(WHAT YOU WILL DO)
Convert the part of the records below that opens with the line containing "What elements are" and closes with the line containing "price-value: 40,000 bbox=[497, 584, 561, 620]" into a Markdown table. Use the columns No. and Entry, giving each line its row number and leaving out blank lines.

■ ■ ■ ■ ■ ■ ■

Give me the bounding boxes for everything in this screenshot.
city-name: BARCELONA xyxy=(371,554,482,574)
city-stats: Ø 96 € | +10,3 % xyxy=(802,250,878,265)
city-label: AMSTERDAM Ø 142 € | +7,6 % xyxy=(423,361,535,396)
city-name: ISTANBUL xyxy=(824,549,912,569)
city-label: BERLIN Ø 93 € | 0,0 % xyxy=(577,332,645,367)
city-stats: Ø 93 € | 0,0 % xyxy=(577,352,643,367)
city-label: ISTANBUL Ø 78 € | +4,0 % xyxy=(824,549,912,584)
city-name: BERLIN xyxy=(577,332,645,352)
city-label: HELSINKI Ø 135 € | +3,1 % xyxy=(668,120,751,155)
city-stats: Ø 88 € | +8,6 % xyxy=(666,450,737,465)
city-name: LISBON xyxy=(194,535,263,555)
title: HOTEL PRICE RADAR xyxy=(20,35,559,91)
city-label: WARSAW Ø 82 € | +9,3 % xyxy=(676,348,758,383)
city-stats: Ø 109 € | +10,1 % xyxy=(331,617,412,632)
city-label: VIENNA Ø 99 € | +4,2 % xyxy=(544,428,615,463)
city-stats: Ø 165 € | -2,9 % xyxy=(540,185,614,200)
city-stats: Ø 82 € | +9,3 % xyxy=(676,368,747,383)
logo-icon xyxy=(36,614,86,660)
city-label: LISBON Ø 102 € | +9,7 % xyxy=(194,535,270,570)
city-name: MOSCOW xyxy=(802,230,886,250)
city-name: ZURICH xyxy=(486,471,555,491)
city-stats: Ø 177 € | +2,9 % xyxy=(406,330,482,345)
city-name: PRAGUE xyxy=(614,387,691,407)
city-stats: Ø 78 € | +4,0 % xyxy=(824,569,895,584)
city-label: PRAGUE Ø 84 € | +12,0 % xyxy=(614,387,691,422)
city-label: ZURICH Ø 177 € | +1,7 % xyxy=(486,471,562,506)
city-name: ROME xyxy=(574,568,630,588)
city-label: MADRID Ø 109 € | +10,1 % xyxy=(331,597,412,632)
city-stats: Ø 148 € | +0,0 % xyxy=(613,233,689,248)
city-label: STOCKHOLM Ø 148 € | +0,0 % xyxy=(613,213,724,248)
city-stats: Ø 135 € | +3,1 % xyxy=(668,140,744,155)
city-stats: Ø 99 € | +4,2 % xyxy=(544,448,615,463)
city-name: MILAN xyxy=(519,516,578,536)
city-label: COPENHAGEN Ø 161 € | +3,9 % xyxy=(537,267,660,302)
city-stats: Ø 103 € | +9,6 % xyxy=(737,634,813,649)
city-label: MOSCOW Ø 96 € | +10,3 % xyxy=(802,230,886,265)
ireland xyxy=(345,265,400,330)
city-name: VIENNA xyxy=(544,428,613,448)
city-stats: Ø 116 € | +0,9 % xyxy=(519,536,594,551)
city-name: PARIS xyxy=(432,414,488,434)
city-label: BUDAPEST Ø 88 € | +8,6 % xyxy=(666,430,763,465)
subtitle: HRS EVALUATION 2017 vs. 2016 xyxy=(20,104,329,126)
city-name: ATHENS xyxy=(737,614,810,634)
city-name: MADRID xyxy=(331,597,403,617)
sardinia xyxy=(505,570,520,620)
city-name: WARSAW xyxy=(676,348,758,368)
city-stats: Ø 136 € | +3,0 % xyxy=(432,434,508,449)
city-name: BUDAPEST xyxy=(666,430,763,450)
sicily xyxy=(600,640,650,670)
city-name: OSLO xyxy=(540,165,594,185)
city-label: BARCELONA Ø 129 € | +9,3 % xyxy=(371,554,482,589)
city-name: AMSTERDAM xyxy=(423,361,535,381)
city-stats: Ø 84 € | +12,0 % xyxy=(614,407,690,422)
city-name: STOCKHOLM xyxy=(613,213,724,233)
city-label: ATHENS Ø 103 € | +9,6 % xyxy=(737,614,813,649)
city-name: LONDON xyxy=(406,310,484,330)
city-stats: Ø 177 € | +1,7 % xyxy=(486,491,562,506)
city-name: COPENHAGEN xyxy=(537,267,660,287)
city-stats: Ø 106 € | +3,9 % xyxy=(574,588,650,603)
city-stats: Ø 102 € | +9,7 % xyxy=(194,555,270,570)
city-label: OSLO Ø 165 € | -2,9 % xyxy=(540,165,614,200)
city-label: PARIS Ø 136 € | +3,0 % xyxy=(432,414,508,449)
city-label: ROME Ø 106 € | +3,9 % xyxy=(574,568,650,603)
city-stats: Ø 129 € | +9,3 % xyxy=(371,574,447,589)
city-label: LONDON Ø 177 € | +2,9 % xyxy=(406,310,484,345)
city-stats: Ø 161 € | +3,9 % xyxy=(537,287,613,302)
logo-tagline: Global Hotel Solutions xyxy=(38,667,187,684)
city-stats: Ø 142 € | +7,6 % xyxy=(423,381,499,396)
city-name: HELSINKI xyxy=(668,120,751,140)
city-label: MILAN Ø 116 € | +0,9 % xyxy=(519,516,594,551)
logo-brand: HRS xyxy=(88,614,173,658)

■ ■ ■ ■ ■ ■ ■

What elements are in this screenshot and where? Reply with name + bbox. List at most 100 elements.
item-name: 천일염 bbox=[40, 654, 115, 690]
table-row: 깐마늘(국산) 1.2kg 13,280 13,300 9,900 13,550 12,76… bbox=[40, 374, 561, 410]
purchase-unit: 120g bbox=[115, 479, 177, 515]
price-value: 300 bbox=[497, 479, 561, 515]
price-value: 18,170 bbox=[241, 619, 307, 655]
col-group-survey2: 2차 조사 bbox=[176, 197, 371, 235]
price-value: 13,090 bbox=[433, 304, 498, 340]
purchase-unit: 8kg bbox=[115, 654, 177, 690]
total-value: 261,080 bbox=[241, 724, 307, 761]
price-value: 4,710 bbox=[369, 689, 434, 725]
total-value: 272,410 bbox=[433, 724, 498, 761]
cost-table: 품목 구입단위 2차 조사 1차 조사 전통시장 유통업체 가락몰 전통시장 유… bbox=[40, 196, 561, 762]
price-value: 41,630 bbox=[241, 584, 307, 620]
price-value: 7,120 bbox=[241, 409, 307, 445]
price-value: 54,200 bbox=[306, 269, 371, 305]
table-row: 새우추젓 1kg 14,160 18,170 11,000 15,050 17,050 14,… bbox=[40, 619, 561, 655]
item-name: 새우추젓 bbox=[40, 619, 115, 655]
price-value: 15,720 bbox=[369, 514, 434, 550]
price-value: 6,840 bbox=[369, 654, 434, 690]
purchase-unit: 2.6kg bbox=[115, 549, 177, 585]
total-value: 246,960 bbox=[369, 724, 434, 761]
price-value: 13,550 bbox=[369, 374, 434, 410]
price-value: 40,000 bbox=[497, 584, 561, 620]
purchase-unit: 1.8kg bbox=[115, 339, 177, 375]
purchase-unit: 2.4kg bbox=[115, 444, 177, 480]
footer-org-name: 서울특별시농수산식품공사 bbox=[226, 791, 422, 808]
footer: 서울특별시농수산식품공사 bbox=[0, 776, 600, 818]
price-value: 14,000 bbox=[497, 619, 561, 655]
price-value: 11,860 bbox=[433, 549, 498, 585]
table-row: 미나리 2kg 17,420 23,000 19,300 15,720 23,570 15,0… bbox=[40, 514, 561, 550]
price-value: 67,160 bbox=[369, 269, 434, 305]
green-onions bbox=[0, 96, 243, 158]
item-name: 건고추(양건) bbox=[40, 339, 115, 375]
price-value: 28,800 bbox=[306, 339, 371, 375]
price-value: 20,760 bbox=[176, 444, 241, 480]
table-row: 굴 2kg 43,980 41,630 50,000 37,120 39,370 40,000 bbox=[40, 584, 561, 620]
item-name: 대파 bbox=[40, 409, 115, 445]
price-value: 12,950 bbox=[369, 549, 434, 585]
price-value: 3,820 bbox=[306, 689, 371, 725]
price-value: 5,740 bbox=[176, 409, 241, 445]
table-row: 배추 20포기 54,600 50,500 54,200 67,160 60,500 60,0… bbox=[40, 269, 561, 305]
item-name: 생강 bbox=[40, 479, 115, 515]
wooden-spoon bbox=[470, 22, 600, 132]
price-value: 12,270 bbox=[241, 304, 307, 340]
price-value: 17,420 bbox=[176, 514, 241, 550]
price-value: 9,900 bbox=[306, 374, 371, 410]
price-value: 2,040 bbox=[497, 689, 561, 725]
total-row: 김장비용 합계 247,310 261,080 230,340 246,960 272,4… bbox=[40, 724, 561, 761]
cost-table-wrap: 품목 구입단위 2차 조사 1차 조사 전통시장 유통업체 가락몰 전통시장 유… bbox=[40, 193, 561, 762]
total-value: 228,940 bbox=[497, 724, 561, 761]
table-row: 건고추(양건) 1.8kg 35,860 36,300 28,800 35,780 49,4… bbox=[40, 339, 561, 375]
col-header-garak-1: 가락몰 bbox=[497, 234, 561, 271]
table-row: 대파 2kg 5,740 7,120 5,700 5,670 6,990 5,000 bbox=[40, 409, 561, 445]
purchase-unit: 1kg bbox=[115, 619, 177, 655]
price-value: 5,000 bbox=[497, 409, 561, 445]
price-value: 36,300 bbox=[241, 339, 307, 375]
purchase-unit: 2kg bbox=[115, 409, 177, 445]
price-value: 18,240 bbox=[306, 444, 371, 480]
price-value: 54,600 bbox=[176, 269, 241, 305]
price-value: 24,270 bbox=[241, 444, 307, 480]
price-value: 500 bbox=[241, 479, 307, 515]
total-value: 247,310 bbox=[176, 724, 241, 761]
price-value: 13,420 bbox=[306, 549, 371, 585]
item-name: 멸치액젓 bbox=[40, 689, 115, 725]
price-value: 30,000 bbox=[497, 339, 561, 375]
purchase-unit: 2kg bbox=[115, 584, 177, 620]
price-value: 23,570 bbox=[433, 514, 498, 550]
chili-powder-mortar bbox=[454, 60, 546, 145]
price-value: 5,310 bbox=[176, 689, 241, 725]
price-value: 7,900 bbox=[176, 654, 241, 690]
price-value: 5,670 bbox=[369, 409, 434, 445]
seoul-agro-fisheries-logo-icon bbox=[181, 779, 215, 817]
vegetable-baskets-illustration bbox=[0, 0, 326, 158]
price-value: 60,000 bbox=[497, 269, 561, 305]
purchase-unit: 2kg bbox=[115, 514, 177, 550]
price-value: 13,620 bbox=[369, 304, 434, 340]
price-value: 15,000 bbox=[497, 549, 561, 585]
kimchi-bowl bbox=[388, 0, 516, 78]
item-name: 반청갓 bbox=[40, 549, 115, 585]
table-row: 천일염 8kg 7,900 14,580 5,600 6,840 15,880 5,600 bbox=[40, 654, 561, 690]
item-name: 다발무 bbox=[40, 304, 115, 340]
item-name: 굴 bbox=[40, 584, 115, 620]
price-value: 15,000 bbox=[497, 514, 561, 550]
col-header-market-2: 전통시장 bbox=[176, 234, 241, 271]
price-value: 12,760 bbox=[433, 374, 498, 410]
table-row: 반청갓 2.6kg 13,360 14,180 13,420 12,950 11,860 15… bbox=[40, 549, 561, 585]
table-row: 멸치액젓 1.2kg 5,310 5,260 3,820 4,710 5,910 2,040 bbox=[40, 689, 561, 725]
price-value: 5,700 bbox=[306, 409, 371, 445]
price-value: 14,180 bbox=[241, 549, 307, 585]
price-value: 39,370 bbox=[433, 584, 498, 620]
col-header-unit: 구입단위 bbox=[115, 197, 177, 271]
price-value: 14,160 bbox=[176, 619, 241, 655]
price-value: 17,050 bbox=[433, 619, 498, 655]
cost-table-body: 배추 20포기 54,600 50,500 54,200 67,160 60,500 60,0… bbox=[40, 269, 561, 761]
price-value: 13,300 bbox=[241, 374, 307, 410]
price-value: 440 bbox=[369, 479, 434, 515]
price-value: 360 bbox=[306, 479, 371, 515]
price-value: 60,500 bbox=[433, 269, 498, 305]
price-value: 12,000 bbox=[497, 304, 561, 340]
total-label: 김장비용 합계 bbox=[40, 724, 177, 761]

■ ■ ■ ■ ■ ■ ■

(ANSWER FOR THE TASK)
| No. | Entry |
|---|---|
| 1 | What elements are in this screenshot and where? Reply with name + bbox. List at most 100 elements. |
| 2 | item-name: 천일염 bbox=[40, 654, 115, 690] |
| 3 | table-row: 깐마늘(국산) 1.2kg 13,280 13,300 9,900 13,550 12,76… bbox=[40, 374, 561, 410] |
| 4 | purchase-unit: 120g bbox=[115, 479, 177, 515] |
| 5 | price-value: 300 bbox=[497, 479, 561, 515] |
| 6 | price-value: 18,170 bbox=[241, 619, 307, 655] |
| 7 | col-group-survey2: 2차 조사 bbox=[176, 197, 371, 235] |
| 8 | price-value: 13,090 bbox=[433, 304, 498, 340] |
| 9 | purchase-unit: 8kg bbox=[115, 654, 177, 690] |
| 10 | total-value: 261,080 bbox=[241, 724, 307, 761] |
| 11 | price-value: 4,710 bbox=[369, 689, 434, 725] |
| 12 | total-value: 272,410 bbox=[433, 724, 498, 761] |
| 13 | cost-table: 품목 구입단위 2차 조사 1차 조사 전통시장 유통업체 가락몰 전통시장 유… bbox=[40, 196, 561, 762] |
| 14 | price-value: 41,630 bbox=[241, 584, 307, 620] |
| 15 | price-value: 7,120 bbox=[241, 409, 307, 445] |
| 16 | price-value: 54,200 bbox=[306, 269, 371, 305] |
| 17 | table-row: 새우추젓 1kg 14,160 18,170 11,000 15,050 17,050 14,… bbox=[40, 619, 561, 655] |
| 18 | item-name: 새우추젓 bbox=[40, 619, 115, 655] |
| 19 | price-value: 15,720 bbox=[369, 514, 434, 550] |
| 20 | price-value: 6,840 bbox=[369, 654, 434, 690] |
| 21 | purchase-unit: 2.6kg bbox=[115, 549, 177, 585] |
| 22 | total-value: 246,960 bbox=[369, 724, 434, 761] |
| 23 | price-value: 13,550 bbox=[369, 374, 434, 410] |
| 24 | price-value: 40,000 bbox=[497, 584, 561, 620] |